◆ PROBLEM DETAILS ◆
Write out every record in full, exactly as written, please.

----

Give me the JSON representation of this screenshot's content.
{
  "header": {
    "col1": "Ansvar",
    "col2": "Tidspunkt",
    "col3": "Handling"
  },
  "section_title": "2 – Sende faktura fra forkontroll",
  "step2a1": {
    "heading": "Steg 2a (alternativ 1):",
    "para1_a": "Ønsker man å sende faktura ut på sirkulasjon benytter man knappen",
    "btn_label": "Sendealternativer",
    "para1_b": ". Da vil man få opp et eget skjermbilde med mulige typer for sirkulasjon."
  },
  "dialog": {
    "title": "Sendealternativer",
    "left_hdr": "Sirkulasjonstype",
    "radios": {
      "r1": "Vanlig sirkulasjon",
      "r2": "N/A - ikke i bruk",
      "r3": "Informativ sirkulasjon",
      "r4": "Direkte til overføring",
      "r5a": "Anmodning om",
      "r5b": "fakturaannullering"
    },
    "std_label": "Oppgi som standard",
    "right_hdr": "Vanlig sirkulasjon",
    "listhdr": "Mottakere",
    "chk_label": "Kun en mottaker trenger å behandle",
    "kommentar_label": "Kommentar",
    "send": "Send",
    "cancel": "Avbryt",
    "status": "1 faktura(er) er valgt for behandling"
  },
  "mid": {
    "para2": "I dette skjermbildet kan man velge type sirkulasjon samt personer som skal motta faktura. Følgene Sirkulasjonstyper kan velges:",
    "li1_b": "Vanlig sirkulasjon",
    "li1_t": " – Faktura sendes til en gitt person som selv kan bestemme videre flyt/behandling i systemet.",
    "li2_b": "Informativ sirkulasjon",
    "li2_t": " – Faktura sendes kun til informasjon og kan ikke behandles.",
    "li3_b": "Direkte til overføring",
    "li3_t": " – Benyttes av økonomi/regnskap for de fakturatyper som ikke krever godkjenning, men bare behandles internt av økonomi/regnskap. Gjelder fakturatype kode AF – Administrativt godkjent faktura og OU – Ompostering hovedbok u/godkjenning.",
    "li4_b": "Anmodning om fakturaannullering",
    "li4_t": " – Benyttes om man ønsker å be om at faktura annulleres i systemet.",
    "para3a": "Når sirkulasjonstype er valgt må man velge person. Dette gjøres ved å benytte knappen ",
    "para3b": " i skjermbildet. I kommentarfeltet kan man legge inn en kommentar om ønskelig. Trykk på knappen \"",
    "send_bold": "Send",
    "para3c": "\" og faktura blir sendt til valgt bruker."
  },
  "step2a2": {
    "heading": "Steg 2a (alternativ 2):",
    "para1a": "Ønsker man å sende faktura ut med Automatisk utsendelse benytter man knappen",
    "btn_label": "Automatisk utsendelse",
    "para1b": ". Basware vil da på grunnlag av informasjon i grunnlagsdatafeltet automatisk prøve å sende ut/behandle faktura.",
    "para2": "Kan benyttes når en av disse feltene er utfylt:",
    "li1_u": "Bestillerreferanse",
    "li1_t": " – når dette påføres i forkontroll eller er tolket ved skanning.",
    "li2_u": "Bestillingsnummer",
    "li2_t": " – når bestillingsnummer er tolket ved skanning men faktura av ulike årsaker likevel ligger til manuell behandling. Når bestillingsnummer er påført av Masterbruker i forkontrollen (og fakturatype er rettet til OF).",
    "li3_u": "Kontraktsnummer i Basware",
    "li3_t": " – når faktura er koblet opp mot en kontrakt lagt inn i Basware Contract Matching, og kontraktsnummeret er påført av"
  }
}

----

◆ COMPLETE RESPONSE ◆
Give me the JSON representation of this screenshot's content.
{
  "header": {
    "col1": "Ansvar",
    "col2": "Tidspunkt",
    "col3": "Handling"
  },
  "section_title": "2 – Sende faktura fra forkontroll",
  "step2a1": {
    "heading": "Steg 2a (alternativ 1):",
    "para1_a": "Ønsker man å sende faktura ut på sirkulasjon benytter man knappen",
    "btn_label": "Sendealternativer",
    "para1_b": ". Da vil man få opp et eget skjermbilde med mulige typer for sirkulasjon."
  },
  "dialog": {
    "title": "Sendealternativer",
    "left_hdr": "Sirkulasjonstype",
    "radios": {
      "r1": "Vanlig sirkulasjon",
      "r2": "N/A - ikke i bruk",
      "r3": "Informativ sirkulasjon",
      "r4": "Direkte til overføring",
      "r5a": "Anmodning om",
      "r5b": "fakturaannullering"
    },
    "std_label": "Oppgi som standard",
    "right_hdr": "Vanlig sirkulasjon",
    "listhdr": "Mottakere",
    "chk_label": "Kun en mottaker trenger å behandle",
    "kommentar_label": "Kommentar",
    "send": "Send",
    "cancel": "Avbryt",
    "status": "1 faktura(er) er valgt for behandling"
  },
  "mid": {
    "para2": "I dette skjermbildet kan man velge type sirkulasjon samt personer som skal motta faktura. Følgene Sirkulasjonstyper kan velges:",
    "li1_b": "Vanlig sirkulasjon",
    "li1_t": " – Faktura sendes til en gitt person som selv kan bestemme videre flyt/behandling i systemet.",
    "li2_b": "Informativ sirkulasjon",
    "li2_t": " – Faktura sendes kun til informasjon og kan ikke behandles.",
    "li3_b": "Direkte til overføring",
    "li3_t": " – Benyttes av økonomi/regnskap for de fakturatyper som ikke krever godkjenning, men bare behandles internt av økonomi/regnskap. Gjelder fakturatype kode AF – Administrativt godkjent faktura og OU – Ompostering hovedbok u/godkjenning.",
    "li4_b": "Anmodning om fakturaannullering",
    "li4_t": " – Benyttes om man ønsker å be om at faktura annulleres i systemet.",
    "para3a": "Når sirkulasjonstype er valgt må man velge person. Dette gjøres ved å benytte knappen ",
    "para3b": " i skjermbildet. I kommentarfeltet kan man legge inn en kommentar om ønskelig. Trykk på knappen \"",
    "send_bold": "Send",
    "para3c": "\" og faktura blir sendt til valgt bruker."
  },
  "step2a2": {
    "heading": "Steg 2a (alternativ 2):",
    "para1a": "Ønsker man å sende faktura ut med Automatisk utsendelse benytter man knappen",
    "btn_label": "Automatisk utsendelse",
    "para1b": ". Basware vil da på grunnlag av informasjon i grunnlagsdatafeltet automatisk prøve å sende ut/behandle faktura.",
    "para2": "Kan benyttes når en av disse feltene er utfylt:",
    "li1_u": "Bestillerreferanse",
    "li1_t": " – når dette påføres i forkontroll eller er tolket ved skanning.",
    "li2_u": "Bestillingsnummer",
    "li2_t": " – når bestillingsnummer er tolket ved skanning men faktura av ulike årsaker likevel ligger til manuell behandling. Når bestillingsnummer er påført av Masterbruker i forkontrollen (og fakturatype er rettet til OF).",
    "li3_u": "Kontraktsnummer i Basware",
    "li3_t": " – når faktura er koblet opp mot en kontrakt lagt inn i Basware Contract Matching, og kontraktsnummeret er påført av"
  }
}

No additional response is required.